### EXERCISE:
Retype the material that follows, keeping every word as it is.

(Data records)

-- Start --

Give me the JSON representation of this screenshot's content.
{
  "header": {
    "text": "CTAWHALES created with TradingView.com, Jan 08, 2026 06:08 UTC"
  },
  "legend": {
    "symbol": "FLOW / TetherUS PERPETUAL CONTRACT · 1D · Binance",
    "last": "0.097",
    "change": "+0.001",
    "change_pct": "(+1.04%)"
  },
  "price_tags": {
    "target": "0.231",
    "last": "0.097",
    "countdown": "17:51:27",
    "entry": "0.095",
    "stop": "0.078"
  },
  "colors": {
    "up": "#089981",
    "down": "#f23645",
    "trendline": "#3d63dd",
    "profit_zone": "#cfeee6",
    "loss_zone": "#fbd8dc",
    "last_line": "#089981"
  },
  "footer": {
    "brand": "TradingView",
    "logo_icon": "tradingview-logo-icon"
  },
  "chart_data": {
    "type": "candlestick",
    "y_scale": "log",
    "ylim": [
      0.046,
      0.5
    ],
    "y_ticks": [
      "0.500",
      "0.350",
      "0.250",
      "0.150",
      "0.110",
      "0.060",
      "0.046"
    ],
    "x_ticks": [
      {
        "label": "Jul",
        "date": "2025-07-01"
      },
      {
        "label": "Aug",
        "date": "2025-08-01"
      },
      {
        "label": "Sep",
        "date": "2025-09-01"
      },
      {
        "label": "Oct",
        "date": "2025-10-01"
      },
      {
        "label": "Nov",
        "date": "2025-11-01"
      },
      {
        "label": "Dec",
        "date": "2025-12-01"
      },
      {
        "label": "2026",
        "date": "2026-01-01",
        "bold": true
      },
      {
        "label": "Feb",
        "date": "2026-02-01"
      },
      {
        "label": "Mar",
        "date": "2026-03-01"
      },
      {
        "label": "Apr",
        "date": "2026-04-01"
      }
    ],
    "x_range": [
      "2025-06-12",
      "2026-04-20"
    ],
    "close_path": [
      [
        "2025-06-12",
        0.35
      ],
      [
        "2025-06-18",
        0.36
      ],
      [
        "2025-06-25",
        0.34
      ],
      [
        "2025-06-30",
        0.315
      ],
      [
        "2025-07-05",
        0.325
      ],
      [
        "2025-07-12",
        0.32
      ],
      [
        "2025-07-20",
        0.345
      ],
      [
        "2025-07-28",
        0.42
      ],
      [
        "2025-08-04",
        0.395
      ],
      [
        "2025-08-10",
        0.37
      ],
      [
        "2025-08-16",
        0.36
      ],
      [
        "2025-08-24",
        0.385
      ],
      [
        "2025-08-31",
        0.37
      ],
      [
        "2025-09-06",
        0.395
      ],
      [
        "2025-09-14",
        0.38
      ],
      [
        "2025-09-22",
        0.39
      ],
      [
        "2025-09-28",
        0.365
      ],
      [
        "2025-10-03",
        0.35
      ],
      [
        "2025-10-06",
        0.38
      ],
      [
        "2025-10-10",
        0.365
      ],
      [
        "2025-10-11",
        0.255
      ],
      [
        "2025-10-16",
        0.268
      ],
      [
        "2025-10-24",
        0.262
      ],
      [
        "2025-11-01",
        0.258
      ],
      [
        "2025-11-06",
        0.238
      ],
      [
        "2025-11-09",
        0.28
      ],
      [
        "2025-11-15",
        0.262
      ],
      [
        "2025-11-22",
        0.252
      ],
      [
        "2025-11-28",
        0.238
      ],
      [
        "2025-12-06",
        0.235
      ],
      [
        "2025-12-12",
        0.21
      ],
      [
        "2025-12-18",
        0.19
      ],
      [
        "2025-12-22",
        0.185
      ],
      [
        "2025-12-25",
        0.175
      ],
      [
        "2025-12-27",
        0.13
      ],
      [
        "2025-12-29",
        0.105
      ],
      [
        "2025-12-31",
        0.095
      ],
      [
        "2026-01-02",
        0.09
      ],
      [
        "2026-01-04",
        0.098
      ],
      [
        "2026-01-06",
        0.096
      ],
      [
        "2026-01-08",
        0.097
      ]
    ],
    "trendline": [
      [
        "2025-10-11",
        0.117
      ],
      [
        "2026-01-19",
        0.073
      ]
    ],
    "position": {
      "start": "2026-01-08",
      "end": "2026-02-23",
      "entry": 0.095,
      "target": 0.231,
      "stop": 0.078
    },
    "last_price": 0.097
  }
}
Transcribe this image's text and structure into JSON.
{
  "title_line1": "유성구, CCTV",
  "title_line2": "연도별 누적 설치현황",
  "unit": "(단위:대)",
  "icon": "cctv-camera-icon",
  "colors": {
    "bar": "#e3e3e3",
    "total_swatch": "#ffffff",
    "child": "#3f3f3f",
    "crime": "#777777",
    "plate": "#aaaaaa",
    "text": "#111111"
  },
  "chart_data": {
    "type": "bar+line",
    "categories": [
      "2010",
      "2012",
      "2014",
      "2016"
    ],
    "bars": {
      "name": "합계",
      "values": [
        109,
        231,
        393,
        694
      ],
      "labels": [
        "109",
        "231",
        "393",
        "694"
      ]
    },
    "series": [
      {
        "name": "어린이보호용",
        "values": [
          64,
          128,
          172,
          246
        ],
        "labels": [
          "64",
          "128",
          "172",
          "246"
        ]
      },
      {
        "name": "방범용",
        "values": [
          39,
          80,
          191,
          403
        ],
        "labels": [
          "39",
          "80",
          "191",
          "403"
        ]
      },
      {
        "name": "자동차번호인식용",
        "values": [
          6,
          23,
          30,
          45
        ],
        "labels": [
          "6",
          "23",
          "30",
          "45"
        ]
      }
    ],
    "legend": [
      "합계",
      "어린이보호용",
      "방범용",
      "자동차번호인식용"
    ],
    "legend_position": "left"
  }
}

-- End --

### PROBLEM SOLUTION:
Give me the JSON representation of this screenshot's content.
{
  "header": {
    "text": "CTAWHALES created with TradingView.com, Jan 08, 2026 06:08 UTC"
  },
  "legend": {
    "symbol": "FLOW / TetherUS PERPETUAL CONTRACT · 1D · Binance",
    "last": "0.097",
    "change": "+0.001",
    "change_pct": "(+1.04%)"
  },
  "price_tags": {
    "target": "0.231",
    "last": "0.097",
    "countdown": "17:51:27",
    "entry": "0.095",
    "stop": "0.078"
  },
  "colors": {
    "up": "#089981",
    "down": "#f23645",
    "trendline": "#3d63dd",
    "profit_zone": "#cfeee6",
    "loss_zone": "#fbd8dc",
    "last_line": "#089981"
  },
  "footer": {
    "brand": "TradingView",
    "logo_icon": "tradingview-logo-icon"
  },
  "chart_data": {
    "type": "candlestick",
    "y_scale": "log",
    "ylim": [
      0.046,
      0.5
    ],
    "y_ticks": [
      "0.500",
      "0.350",
      "0.250",
      "0.150",
      "0.110",
      "0.060",
      "0.046"
    ],
    "x_ticks": [
      {
        "label": "Jul",
        "date": "2025-07-01"
      },
      {
        "label": "Aug",
        "date": "2025-08-01"
      },
      {
        "label": "Sep",
        "date": "2025-09-01"
      },
      {
        "label": "Oct",
        "date": "2025-10-01"
      },
      {
        "label": "Nov",
        "date": "2025-11-01"
      },
      {
        "label": "Dec",
        "date": "2025-12-01"
      },
      {
        "label": "2026",
        "date": "2026-01-01",
        "bold": true
      },
      {
        "label": "Feb",
        "date": "2026-02-01"
      },
      {
        "label": "Mar",
        "date": "2026-03-01"
      },
      {
        "label": "Apr",
        "date": "2026-04-01"
      }
    ],
    "x_range": [
      "2025-06-12",
      "2026-04-20"
    ],
    "close_path": [
      [
        "2025-06-12",
        0.35
      ],
      [
        "2025-06-18",
        0.36
      ],
      [
        "2025-06-25",
        0.34
      ],
      [
        "2025-06-30",
        0.315
      ],
      [
        "2025-07-05",
        0.325
      ],
      [
        "2025-07-12",
        0.32
      ],
      [
        "2025-07-20",
        0.345
      ],
      [
        "2025-07-28",
        0.42
      ],
      [
        "2025-08-04",
        0.395
      ],
      [
        "2025-08-10",
        0.37
      ],
      [
        "2025-08-16",
        0.36
      ],
      [
        "2025-08-24",
        0.385
      ],
      [
        "2025-08-31",
        0.37
      ],
      [
        "2025-09-06",
        0.395
      ],
      [
        "2025-09-14",
        0.38
      ],
      [
        "2025-09-22",
        0.39
      ],
      [
        "2025-09-28",
        0.365
      ],
      [
        "2025-10-03",
        0.35
      ],
      [
        "2025-10-06",
        0.38
      ],
      [
        "2025-10-10",
        0.365
      ],
      [
        "2025-10-11",
        0.255
      ],
      [
        "2025-10-16",
        0.268
      ],
      [
        "2025-10-24",
        0.262
      ],
      [
        "2025-11-01",
        0.258
      ],
      [
        "2025-11-06",
        0.238
      ],
      [
        "2025-11-09",
        0.28
      ],
      [
        "2025-11-15",
        0.262
      ],
      [
        "2025-11-22",
        0.252
      ],
      [
        "2025-11-28",
        0.238
      ],
      [
        "2025-12-06",
        0.235
      ],
      [
        "2025-12-12",
        0.21
      ],
      [
        "2025-12-18",
        0.19
      ],
      [
        "2025-12-22",
        0.185
      ],
      [
        "2025-12-25",
        0.175
      ],
      [
        "2025-12-27",
        0.13
      ],
      [
        "2025-12-29",
        0.105
      ],
      [
        "2025-12-31",
        0.095
      ],
      [
        "2026-01-02",
        0.09
      ],
      [
        "2026-01-04",
        0.098
      ],
      [
        "2026-01-06",
        0.096
      ],
      [
        "2026-01-08",
        0.097
      ]
    ],
    "trendline": [
      [
        "2025-10-11",
        0.117
      ],
      [
        "2026-01-19",
        0.073
      ]
    ],
    "position": {
      "start": "2026-01-08",
      "end": "2026-02-23",
      "entry": 0.095,
      "target": 0.231,
      "stop": 0.078
    },
    "last_price": 0.097
  }
}
Transcribe this image's text and structure into JSON.
{
  "title_line1": "유성구, CCTV",
  "title_line2": "연도별 누적 설치현황",
  "unit": "(단위:대)",
  "icon": "cctv-camera-icon",
  "colors": {
    "bar": "#e3e3e3",
    "total_swatch": "#ffffff",
    "child": "#3f3f3f",
    "crime": "#777777",
    "plate": "#aaaaaa",
    "text": "#111111"
  },
  "chart_data": {
    "type": "bar+line",
    "categories": [
      "2010",
      "2012",
      "2014",
      "2016"
    ],
    "bars": {
      "name": "합계",
      "values": [
        109,
        231,
        393,
        694
      ],
      "labels": [
        "109",
        "231",
        "393",
        "694"
      ]
    },
    "series": [
      {
        "name": "어린이보호용",
        "values": [
          64,
          128,
          172,
          246
        ],
        "labels": [
          "64",
          "128",
          "172",
          "246"
        ]
      },
      {
        "name": "방범용",
        "values": [
          39,
          80,
          191,
          403
        ],
        "labels": [
          "39",
          "80",
          "191",
          "403"
        ]
      },
      {
        "name": "자동차번호인식용",
        "values": [
          6,
          23,
          30,
          45
        ],
        "labels": [
          "6",
          "23",
          "30",
          "45"
        ]
      }
    ],
    "legend": [
      "합계",
      "어린이보호용",
      "방범용",
      "자동차번호인식용"
    ],
    "legend_position": "left"
  }
}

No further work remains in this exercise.